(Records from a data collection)
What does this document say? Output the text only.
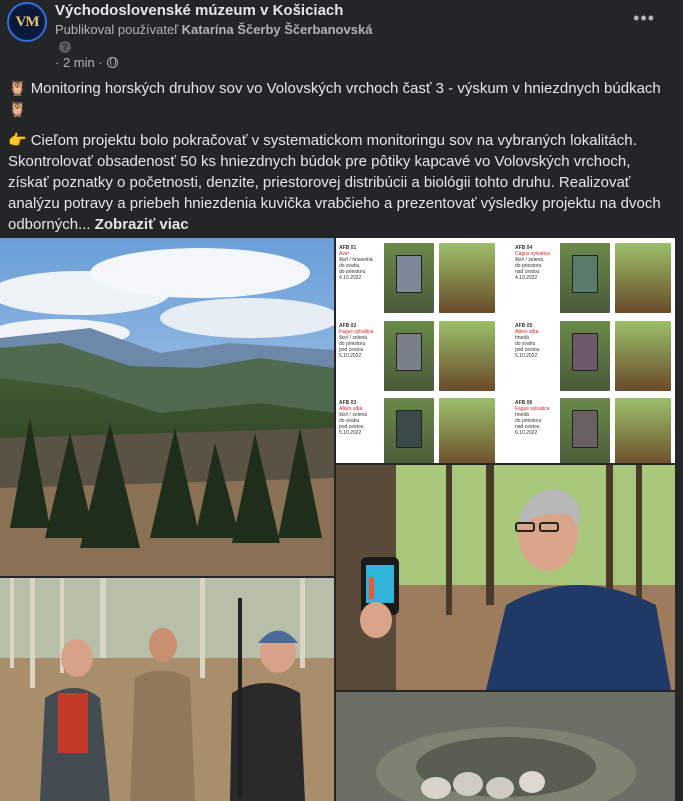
VM
Východoslovenské múzeum v Košiciach
Publikoval používateľ Katarína Ščerby Ščerbanovská
?
· 2 min ·
•••

🦉 Monitoring horských druhov sov vo Volovských vrchoch časť 3 - výskum v hniezdnych búdkach
🦉

👉 Cieľom projektu bolo pokračovať v systematickom monitoringu sov na vybraných lokalitách. Skontrolovať obsadenosť 50 ks hniezdnych búdok pre pôtiky kapcavé vo Volovských vrchoch, získať poznatky o početnosti, denzite, priestorovej distribúcii a biológii tohto druhu. Realizovať analýzu potravy a priebeh hniezdenia kuvička vrabčieho a prezentovať výsledky projektu na dvoch odborných... Zobraziť viac

AFB 01
Aver
škvŕ / hnavelná
do svahu
do priestoru
4.10.2022
AFB 04
Cagus sylvatica
škvŕ / zelená
do priestoru
nad cestou
4.10.2022
AFB 02
Fagus sylvatica
škvŕ / zelená
do priestoru
pod cestou
5.10.2022
AFB 05
Abies alba
hnedá
do svahu
pod cestou
5.10.2022
AFB 03
Abies alba
škvŕ / zelená
do svahu
pod cestou
5.10.2022
AFB 06
Fagus sylvatica
hnedá
do priestoru
nad cestou
6.10.2022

Direction :: Copy each line in full and exactly, omitting any picture.

Answer to the problem ::
What does this document say? Output the text only.
VM
Východoslovenské múzeum v Košiciach
Publikoval používateľ Katarína Ščerby Ščerbanovská
?
· 2 min ·
•••

🦉 Monitoring horských druhov sov vo Volovských vrchoch časť 3 - výskum v hniezdnych búdkach
🦉

👉 Cieľom projektu bolo pokračovať v systematickom monitoringu sov na vybraných lokalitách. Skontrolovať obsadenosť 50 ks hniezdnych búdok pre pôtiky kapcavé vo Volovských vrchoch, získať poznatky o početnosti, denzite, priestorovej distribúcii a biológii tohto druhu. Realizovať analýzu potravy a priebeh hniezdenia kuvička vrabčieho a prezentovať výsledky projektu na dvoch odborných... Zobraziť viac

AFB 01
Aver
škvŕ / hnavelná
do svahu
do priestoru
4.10.2022
AFB 04
Cagus sylvatica
škvŕ / zelená
do priestoru
nad cestou
4.10.2022
AFB 02
Fagus sylvatica
škvŕ / zelená
do priestoru
pod cestou
5.10.2022
AFB 05
Abies alba
hnedá
do svahu
pod cestou
5.10.2022
AFB 03
Abies alba
škvŕ / zelená
do svahu
pod cestou
5.10.2022
AFB 06
Fagus sylvatica
hnedá
do priestoru
nad cestou
6.10.2022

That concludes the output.